## begin Data excerpts
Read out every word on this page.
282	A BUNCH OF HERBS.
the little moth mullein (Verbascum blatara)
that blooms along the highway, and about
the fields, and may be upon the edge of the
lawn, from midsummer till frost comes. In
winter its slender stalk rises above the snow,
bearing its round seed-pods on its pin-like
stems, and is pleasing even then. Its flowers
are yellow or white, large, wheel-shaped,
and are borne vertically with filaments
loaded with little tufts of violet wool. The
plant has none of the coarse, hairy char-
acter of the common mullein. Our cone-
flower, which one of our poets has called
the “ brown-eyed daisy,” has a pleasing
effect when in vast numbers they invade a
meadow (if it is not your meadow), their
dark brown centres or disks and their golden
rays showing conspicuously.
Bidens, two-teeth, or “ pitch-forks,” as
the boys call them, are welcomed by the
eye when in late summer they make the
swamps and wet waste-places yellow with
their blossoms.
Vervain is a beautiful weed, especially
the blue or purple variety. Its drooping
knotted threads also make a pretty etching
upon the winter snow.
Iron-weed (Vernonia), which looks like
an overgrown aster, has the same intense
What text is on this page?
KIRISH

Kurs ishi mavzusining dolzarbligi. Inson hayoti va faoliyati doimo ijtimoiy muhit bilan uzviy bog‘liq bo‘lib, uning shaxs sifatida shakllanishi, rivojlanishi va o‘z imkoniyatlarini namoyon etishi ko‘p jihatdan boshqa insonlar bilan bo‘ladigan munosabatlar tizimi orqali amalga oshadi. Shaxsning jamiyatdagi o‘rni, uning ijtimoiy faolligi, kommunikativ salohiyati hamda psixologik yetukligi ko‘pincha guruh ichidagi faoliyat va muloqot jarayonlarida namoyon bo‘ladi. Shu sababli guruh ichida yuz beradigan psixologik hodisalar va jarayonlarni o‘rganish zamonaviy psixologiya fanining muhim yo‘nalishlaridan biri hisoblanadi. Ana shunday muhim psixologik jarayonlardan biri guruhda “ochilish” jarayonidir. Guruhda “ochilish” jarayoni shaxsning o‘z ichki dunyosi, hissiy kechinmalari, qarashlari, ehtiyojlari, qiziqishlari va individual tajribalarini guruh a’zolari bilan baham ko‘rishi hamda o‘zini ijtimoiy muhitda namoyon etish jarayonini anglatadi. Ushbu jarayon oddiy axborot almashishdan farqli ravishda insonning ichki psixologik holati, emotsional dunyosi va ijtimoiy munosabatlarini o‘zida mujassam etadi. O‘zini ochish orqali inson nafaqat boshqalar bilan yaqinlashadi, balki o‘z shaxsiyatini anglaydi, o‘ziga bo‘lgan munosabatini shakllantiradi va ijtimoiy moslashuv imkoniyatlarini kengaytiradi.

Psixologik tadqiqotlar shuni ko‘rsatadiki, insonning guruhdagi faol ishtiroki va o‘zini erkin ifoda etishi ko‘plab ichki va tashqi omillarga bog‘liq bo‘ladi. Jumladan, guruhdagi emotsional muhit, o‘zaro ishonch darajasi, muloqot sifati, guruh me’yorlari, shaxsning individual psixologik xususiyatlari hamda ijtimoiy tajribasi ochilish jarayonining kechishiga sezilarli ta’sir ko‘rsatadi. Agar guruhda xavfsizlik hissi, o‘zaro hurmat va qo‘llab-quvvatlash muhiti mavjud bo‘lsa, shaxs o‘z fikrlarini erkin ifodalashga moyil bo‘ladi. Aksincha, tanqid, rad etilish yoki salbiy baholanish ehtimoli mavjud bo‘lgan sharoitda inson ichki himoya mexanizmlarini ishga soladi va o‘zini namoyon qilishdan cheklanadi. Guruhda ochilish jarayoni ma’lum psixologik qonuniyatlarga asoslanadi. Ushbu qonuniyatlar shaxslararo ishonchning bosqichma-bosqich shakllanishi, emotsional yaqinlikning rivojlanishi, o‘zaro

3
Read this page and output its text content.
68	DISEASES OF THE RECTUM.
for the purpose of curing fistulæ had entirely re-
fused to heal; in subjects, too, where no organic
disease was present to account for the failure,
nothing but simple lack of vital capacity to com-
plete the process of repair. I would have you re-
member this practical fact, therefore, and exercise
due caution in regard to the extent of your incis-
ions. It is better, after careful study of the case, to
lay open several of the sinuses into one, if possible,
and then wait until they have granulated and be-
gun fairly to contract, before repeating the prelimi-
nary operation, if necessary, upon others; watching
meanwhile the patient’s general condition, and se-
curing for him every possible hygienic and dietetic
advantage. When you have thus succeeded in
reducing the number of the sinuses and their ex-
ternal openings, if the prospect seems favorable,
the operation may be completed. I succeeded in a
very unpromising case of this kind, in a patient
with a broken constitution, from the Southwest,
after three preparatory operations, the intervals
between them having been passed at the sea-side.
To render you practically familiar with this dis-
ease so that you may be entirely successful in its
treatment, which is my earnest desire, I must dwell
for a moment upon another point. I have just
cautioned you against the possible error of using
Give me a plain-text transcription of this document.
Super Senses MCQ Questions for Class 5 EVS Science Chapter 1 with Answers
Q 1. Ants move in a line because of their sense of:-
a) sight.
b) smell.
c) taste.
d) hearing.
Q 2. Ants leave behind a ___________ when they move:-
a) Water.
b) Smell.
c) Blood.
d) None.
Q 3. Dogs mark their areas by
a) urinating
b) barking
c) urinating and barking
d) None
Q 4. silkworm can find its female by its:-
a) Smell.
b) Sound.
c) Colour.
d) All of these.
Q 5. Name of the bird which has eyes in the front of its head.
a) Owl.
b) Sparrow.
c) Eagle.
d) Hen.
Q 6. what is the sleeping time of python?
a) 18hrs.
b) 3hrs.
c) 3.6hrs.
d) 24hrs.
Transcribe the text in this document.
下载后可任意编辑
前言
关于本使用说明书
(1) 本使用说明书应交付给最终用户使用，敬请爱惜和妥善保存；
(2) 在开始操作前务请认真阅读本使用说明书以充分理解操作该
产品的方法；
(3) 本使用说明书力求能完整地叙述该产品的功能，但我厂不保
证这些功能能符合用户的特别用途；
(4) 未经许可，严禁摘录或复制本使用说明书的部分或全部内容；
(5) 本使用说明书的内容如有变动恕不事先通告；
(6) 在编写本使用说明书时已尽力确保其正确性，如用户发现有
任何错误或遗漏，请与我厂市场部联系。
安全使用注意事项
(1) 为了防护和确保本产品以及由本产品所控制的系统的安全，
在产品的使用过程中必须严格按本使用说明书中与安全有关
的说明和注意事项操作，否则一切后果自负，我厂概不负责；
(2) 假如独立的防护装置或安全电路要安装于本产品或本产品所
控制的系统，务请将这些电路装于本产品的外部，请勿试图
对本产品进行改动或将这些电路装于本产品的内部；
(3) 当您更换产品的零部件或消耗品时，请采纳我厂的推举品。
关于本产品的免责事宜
## end Data excerpts
#### [Instructions for the task]
Isolate each line of the listing above that includes "weed". Copy it.

#### [Result of the exercise]
Vervain is a beautiful weed, especially
Iron-weed (Vernonia), which looks like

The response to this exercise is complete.